#### Task directions:
Output all records precisely as written.

— start Exercise material —

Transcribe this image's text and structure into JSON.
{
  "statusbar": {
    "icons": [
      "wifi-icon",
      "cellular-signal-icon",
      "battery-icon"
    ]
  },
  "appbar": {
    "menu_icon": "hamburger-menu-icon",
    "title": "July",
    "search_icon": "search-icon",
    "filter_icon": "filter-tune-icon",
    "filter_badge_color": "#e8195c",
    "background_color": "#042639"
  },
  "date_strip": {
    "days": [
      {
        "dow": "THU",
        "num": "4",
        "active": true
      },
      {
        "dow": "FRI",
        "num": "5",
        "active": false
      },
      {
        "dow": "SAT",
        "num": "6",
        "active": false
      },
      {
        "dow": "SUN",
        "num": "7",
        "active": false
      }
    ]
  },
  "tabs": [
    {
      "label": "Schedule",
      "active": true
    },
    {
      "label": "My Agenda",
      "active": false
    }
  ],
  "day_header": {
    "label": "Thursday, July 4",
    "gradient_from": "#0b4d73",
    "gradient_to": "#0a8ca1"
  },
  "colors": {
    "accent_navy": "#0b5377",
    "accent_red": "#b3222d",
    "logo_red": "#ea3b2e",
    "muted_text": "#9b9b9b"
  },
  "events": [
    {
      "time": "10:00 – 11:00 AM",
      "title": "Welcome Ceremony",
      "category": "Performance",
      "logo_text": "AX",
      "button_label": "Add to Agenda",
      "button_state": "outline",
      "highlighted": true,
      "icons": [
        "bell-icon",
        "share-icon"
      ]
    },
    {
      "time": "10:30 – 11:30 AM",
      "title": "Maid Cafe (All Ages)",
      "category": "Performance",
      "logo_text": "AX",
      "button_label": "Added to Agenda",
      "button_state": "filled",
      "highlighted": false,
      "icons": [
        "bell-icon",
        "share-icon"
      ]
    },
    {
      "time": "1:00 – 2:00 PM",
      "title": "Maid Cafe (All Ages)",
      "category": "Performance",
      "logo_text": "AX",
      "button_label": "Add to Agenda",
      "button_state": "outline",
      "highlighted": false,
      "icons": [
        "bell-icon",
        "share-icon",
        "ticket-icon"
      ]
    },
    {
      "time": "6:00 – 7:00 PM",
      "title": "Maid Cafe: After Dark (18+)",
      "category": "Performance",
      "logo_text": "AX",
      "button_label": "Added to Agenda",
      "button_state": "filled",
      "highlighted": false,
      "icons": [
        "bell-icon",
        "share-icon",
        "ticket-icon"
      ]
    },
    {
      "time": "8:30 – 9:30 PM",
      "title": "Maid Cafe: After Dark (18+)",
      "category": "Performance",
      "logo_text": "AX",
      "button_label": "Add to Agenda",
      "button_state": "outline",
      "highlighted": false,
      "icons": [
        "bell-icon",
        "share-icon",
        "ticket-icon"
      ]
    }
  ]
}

— end Exercise material —

#### The result:
Transcribe this image's text and structure into JSON.
{
  "statusbar": {
    "icons": [
      "wifi-icon",
      "cellular-signal-icon",
      "battery-icon"
    ]
  },
  "appbar": {
    "menu_icon": "hamburger-menu-icon",
    "title": "July",
    "search_icon": "search-icon",
    "filter_icon": "filter-tune-icon",
    "filter_badge_color": "#e8195c",
    "background_color": "#042639"
  },
  "date_strip": {
    "days": [
      {
        "dow": "THU",
        "num": "4",
        "active": true
      },
      {
        "dow": "FRI",
        "num": "5",
        "active": false
      },
      {
        "dow": "SAT",
        "num": "6",
        "active": false
      },
      {
        "dow": "SUN",
        "num": "7",
        "active": false
      }
    ]
  },
  "tabs": [
    {
      "label": "Schedule",
      "active": true
    },
    {
      "label": "My Agenda",
      "active": false
    }
  ],
  "day_header": {
    "label": "Thursday, July 4",
    "gradient_from": "#0b4d73",
    "gradient_to": "#0a8ca1"
  },
  "colors": {
    "accent_navy": "#0b5377",
    "accent_red": "#b3222d",
    "logo_red": "#ea3b2e",
    "muted_text": "#9b9b9b"
  },
  "events": [
    {
      "time": "10:00 – 11:00 AM",
      "title": "Welcome Ceremony",
      "category": "Performance",
      "logo_text": "AX",
      "button_label": "Add to Agenda",
      "button_state": "outline",
      "highlighted": true,
      "icons": [
        "bell-icon",
        "share-icon"
      ]
    },
    {
      "time": "10:30 – 11:30 AM",
      "title": "Maid Cafe (All Ages)",
      "category": "Performance",
      "logo_text": "AX",
      "button_label": "Added to Agenda",
      "button_state": "filled",
      "highlighted": false,
      "icons": [
        "bell-icon",
        "share-icon"
      ]
    },
    {
      "time": "1:00 – 2:00 PM",
      "title": "Maid Cafe (All Ages)",
      "category": "Performance",
      "logo_text": "AX",
      "button_label": "Add to Agenda",
      "button_state": "outline",
      "highlighted": false,
      "icons": [
        "bell-icon",
        "share-icon",
        "ticket-icon"
      ]
    },
    {
      "time": "6:00 – 7:00 PM",
      "title": "Maid Cafe: After Dark (18+)",
      "category": "Performance",
      "logo_text": "AX",
      "button_label": "Added to Agenda",
      "button_state": "filled",
      "highlighted": false,
      "icons": [
        "bell-icon",
        "share-icon",
        "ticket-icon"
      ]
    },
    {
      "time": "8:30 – 9:30 PM",
      "title": "Maid Cafe: After Dark (18+)",
      "category": "Performance",
      "logo_text": "AX",
      "button_label": "Add to Agenda",
      "button_state": "outline",
      "highlighted": false,
      "icons": [
        "bell-icon",
        "share-icon",
        "ticket-icon"
      ]
    }
  ]
}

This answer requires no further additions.